Dataset rows:

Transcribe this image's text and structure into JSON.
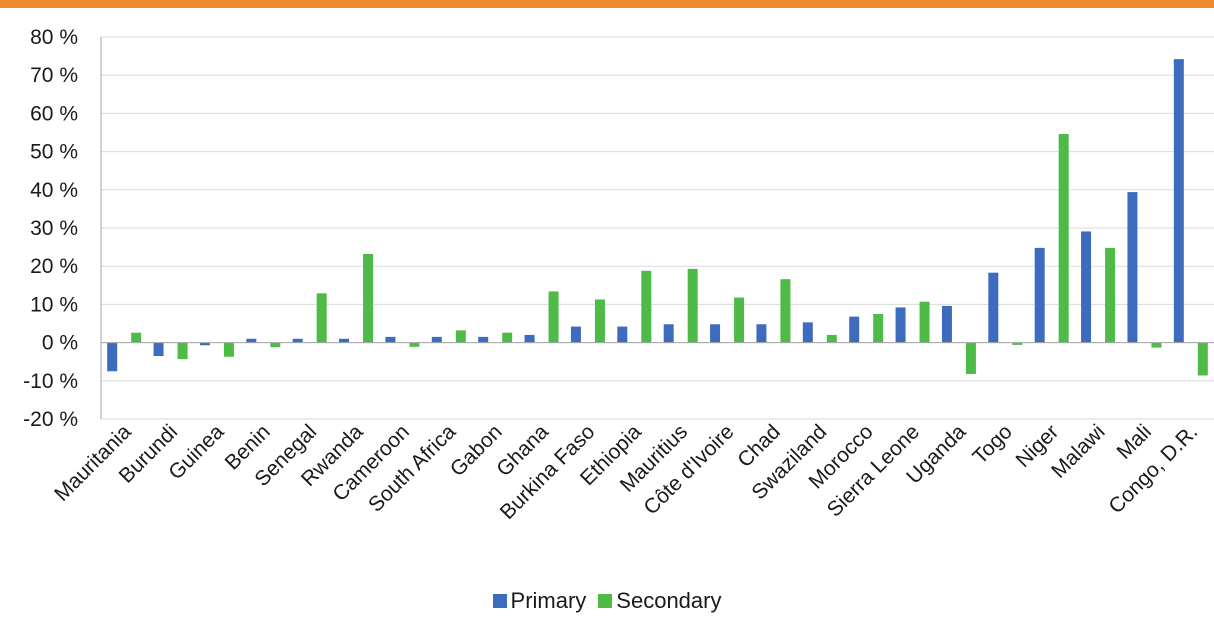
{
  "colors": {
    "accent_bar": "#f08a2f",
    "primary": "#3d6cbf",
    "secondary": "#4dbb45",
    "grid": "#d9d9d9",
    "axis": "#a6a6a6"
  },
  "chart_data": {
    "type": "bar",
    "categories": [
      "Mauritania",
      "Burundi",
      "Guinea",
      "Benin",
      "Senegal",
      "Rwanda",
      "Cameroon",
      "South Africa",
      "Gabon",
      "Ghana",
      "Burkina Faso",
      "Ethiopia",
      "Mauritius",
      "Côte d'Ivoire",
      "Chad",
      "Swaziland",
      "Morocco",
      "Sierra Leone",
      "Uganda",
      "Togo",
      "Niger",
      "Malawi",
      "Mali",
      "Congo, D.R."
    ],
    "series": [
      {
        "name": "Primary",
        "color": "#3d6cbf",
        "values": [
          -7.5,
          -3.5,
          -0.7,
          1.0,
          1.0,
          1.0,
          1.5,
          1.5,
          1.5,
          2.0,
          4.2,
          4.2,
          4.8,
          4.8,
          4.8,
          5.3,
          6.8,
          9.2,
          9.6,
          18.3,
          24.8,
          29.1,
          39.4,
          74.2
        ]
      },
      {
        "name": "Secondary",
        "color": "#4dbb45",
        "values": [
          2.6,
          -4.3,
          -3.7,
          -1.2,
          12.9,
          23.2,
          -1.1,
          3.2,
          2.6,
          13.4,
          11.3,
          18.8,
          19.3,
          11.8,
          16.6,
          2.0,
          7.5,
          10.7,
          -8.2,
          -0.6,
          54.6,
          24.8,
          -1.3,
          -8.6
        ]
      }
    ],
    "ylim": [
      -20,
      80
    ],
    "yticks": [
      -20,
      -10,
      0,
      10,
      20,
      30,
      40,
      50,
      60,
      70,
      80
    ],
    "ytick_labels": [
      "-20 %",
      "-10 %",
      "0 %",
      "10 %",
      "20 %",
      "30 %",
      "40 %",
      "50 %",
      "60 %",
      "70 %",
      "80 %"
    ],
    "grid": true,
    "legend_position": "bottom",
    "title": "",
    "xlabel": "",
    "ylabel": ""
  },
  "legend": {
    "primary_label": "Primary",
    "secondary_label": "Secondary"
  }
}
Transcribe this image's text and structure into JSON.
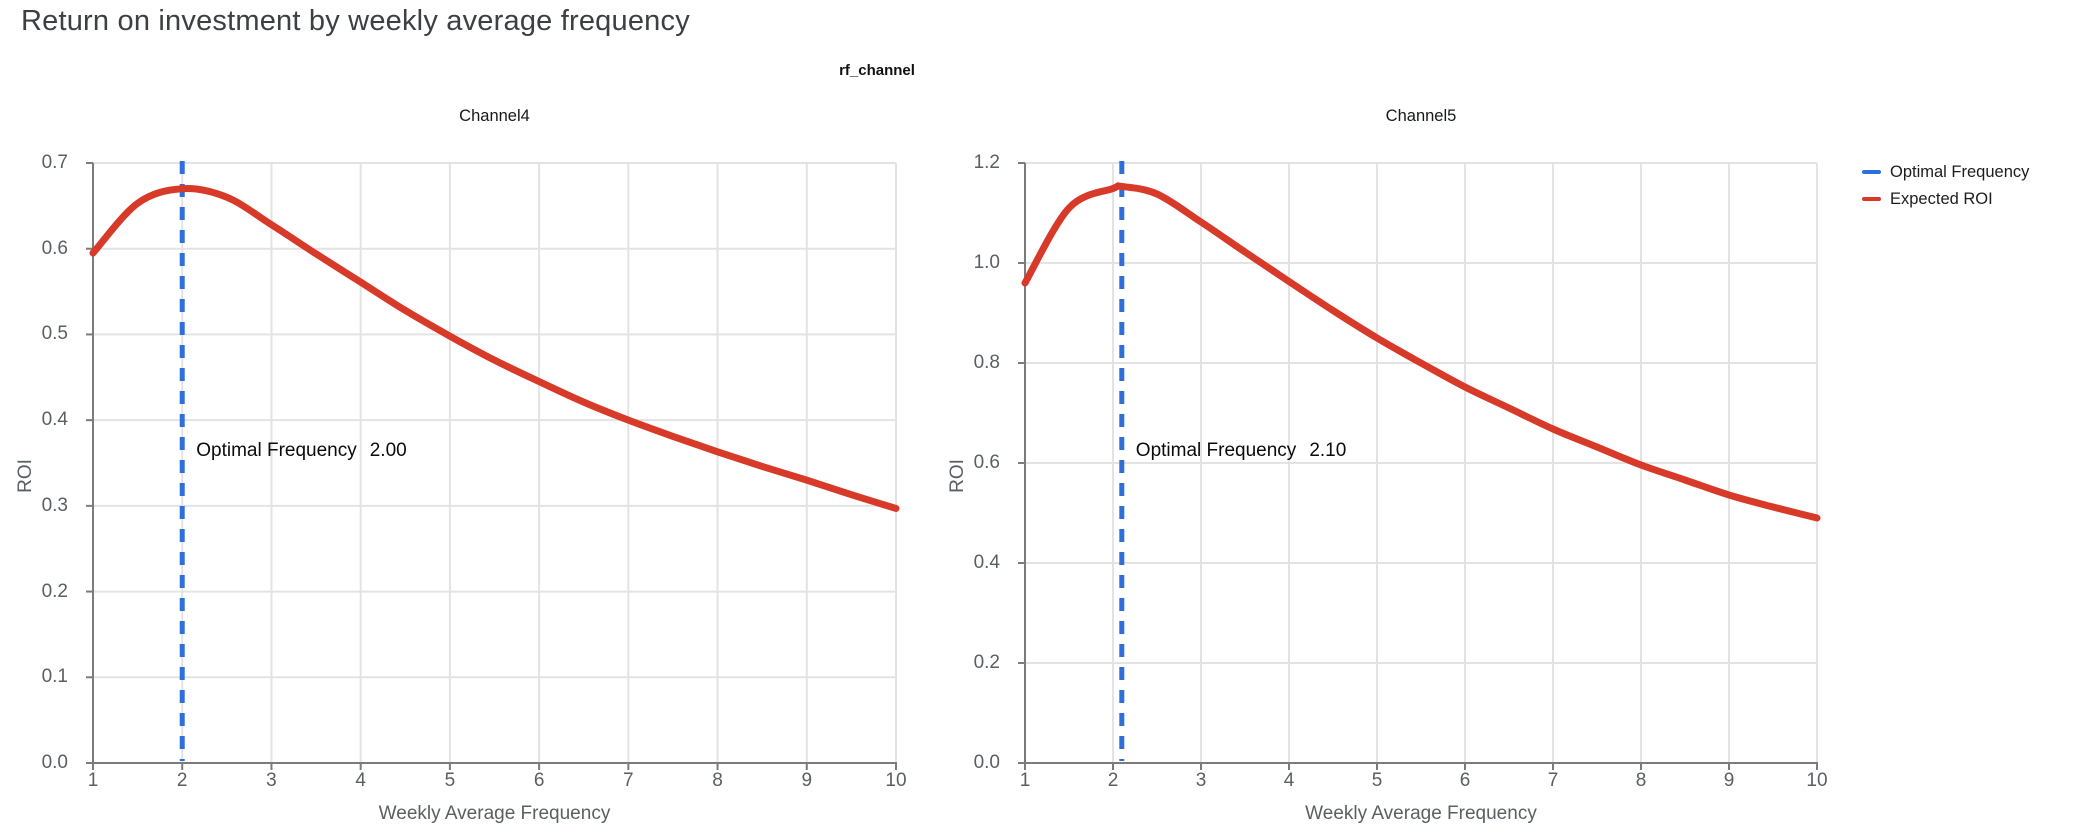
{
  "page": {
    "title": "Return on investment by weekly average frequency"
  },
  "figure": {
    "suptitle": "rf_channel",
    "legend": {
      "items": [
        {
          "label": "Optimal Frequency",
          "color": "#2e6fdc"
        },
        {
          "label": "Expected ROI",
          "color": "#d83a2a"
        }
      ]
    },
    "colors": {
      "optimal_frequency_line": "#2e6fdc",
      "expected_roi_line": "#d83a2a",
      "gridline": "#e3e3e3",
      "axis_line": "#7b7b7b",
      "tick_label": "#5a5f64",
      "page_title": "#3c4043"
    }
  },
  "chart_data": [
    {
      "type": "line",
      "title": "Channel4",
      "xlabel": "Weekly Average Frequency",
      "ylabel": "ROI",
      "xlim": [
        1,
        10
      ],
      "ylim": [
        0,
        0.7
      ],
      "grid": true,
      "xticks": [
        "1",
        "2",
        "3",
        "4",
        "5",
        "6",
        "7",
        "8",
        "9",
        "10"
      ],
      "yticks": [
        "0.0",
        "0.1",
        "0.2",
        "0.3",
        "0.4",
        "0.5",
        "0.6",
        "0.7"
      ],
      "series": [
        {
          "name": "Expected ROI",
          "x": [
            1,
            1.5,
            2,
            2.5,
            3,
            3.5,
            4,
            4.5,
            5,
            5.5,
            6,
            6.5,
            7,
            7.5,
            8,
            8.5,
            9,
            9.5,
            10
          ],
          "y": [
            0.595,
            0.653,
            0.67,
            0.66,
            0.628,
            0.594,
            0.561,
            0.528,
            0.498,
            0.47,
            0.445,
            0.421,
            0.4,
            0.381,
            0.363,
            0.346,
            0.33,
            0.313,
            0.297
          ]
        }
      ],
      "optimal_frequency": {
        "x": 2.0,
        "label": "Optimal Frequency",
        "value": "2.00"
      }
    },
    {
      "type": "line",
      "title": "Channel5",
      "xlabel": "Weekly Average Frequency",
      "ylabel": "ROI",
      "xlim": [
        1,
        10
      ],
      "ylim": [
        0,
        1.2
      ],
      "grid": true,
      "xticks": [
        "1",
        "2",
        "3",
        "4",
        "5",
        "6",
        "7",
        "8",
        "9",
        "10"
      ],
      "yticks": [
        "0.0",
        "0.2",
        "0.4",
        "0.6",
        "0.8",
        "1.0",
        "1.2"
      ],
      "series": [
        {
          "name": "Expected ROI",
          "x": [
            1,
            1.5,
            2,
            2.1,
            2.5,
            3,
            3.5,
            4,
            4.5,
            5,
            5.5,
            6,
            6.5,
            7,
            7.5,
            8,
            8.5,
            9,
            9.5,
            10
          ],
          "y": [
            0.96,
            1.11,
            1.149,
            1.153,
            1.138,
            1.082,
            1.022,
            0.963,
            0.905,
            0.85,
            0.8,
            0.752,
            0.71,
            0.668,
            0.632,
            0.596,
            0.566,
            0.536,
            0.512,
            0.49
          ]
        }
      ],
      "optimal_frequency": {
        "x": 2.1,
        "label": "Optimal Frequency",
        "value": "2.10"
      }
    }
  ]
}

Given instruction:
From the data above, write out everything exactly except the pictures.

Exercise answer:
Transcribe this image's text and structure into JSON.
{
  "colors": {
    "accent_bar": "#f08a2f",
    "primary": "#3d6cbf",
    "secondary": "#4dbb45",
    "grid": "#d9d9d9",
    "axis": "#a6a6a6"
  },
  "chart_data": {
    "type": "bar",
    "categories": [
      "Mauritania",
      "Burundi",
      "Guinea",
      "Benin",
      "Senegal",
      "Rwanda",
      "Cameroon",
      "South Africa",
      "Gabon",
      "Ghana",
      "Burkina Faso",
      "Ethiopia",
      "Mauritius",
      "Côte d'Ivoire",
      "Chad",
      "Swaziland",
      "Morocco",
      "Sierra Leone",
      "Uganda",
      "Togo",
      "Niger",
      "Malawi",
      "Mali",
      "Congo, D.R."
    ],
    "series": [
      {
        "name": "Primary",
        "color": "#3d6cbf",
        "values": [
          -7.5,
          -3.5,
          -0.7,
          1.0,
          1.0,
          1.0,
          1.5,
          1.5,
          1.5,
          2.0,
          4.2,
          4.2,
          4.8,
          4.8,
          4.8,
          5.3,
          6.8,
          9.2,
          9.6,
          18.3,
          24.8,
          29.1,
          39.4,
          74.2
        ]
      },
      {
        "name": "Secondary",
        "color": "#4dbb45",
        "values": [
          2.6,
          -4.3,
          -3.7,
          -1.2,
          12.9,
          23.2,
          -1.1,
          3.2,
          2.6,
          13.4,
          11.3,
          18.8,
          19.3,
          11.8,
          16.6,
          2.0,
          7.5,
          10.7,
          -8.2,
          -0.6,
          54.6,
          24.8,
          -1.3,
          -8.6
        ]
      }
    ],
    "ylim": [
      -20,
      80
    ],
    "yticks": [
      -20,
      -10,
      0,
      10,
      20,
      30,
      40,
      50,
      60,
      70,
      80
    ],
    "ytick_labels": [
      "-20 %",
      "-10 %",
      "0 %",
      "10 %",
      "20 %",
      "30 %",
      "40 %",
      "50 %",
      "60 %",
      "70 %",
      "80 %"
    ],
    "grid": true,
    "legend_position": "bottom",
    "title": "",
    "xlabel": "",
    "ylabel": ""
  },
  "legend": {
    "primary_label": "Primary",
    "secondary_label": "Secondary"
  }
}
Transcribe this image's text and structure into JSON.
{
  "page": {
    "title": "Return on investment by weekly average frequency"
  },
  "figure": {
    "suptitle": "rf_channel",
    "legend": {
      "items": [
        {
          "label": "Optimal Frequency",
          "color": "#2e6fdc"
        },
        {
          "label": "Expected ROI",
          "color": "#d83a2a"
        }
      ]
    },
    "colors": {
      "optimal_frequency_line": "#2e6fdc",
      "expected_roi_line": "#d83a2a",
      "gridline": "#e3e3e3",
      "axis_line": "#7b7b7b",
      "tick_label": "#5a5f64",
      "page_title": "#3c4043"
    }
  },
  "chart_data": [
    {
      "type": "line",
      "title": "Channel4",
      "xlabel": "Weekly Average Frequency",
      "ylabel": "ROI",
      "xlim": [
        1,
        10
      ],
      "ylim": [
        0,
        0.7
      ],
      "grid": true,
      "xticks": [
        "1",
        "2",
        "3",
        "4",
        "5",
        "6",
        "7",
        "8",
        "9",
        "10"
      ],
      "yticks": [
        "0.0",
        "0.1",
        "0.2",
        "0.3",
        "0.4",
        "0.5",
        "0.6",
        "0.7"
      ],
      "series": [
        {
          "name": "Expected ROI",
          "x": [
            1,
            1.5,
            2,
            2.5,
            3,
            3.5,
            4,
            4.5,
            5,
            5.5,
            6,
            6.5,
            7,
            7.5,
            8,
            8.5,
            9,
            9.5,
            10
          ],
          "y": [
            0.595,
            0.653,
            0.67,
            0.66,
            0.628,
            0.594,
            0.561,
            0.528,
            0.498,
            0.47,
            0.445,
            0.421,
            0.4,
            0.381,
            0.363,
            0.346,
            0.33,
            0.313,
            0.297
          ]
        }
      ],
      "optimal_frequency": {
        "x": 2.0,
        "label": "Optimal Frequency",
        "value": "2.00"
      }
    },
    {
      "type": "line",
      "title": "Channel5",
      "xlabel": "Weekly Average Frequency",
      "ylabel": "ROI",
      "xlim": [
        1,
        10
      ],
      "ylim": [
        0,
        1.2
      ],
      "grid": true,
      "xticks": [
        "1",
        "2",
        "3",
        "4",
        "5",
        "6",
        "7",
        "8",
        "9",
        "10"
      ],
      "yticks": [
        "0.0",
        "0.2",
        "0.4",
        "0.6",
        "0.8",
        "1.0",
        "1.2"
      ],
      "series": [
        {
          "name": "Expected ROI",
          "x": [
            1,
            1.5,
            2,
            2.1,
            2.5,
            3,
            3.5,
            4,
            4.5,
            5,
            5.5,
            6,
            6.5,
            7,
            7.5,
            8,
            8.5,
            9,
            9.5,
            10
          ],
          "y": [
            0.96,
            1.11,
            1.149,
            1.153,
            1.138,
            1.082,
            1.022,
            0.963,
            0.905,
            0.85,
            0.8,
            0.752,
            0.71,
            0.668,
            0.632,
            0.596,
            0.566,
            0.536,
            0.512,
            0.49
          ]
        }
      ],
      "optimal_frequency": {
        "x": 2.1,
        "label": "Optimal Frequency",
        "value": "2.10"
      }
    }
  ]
}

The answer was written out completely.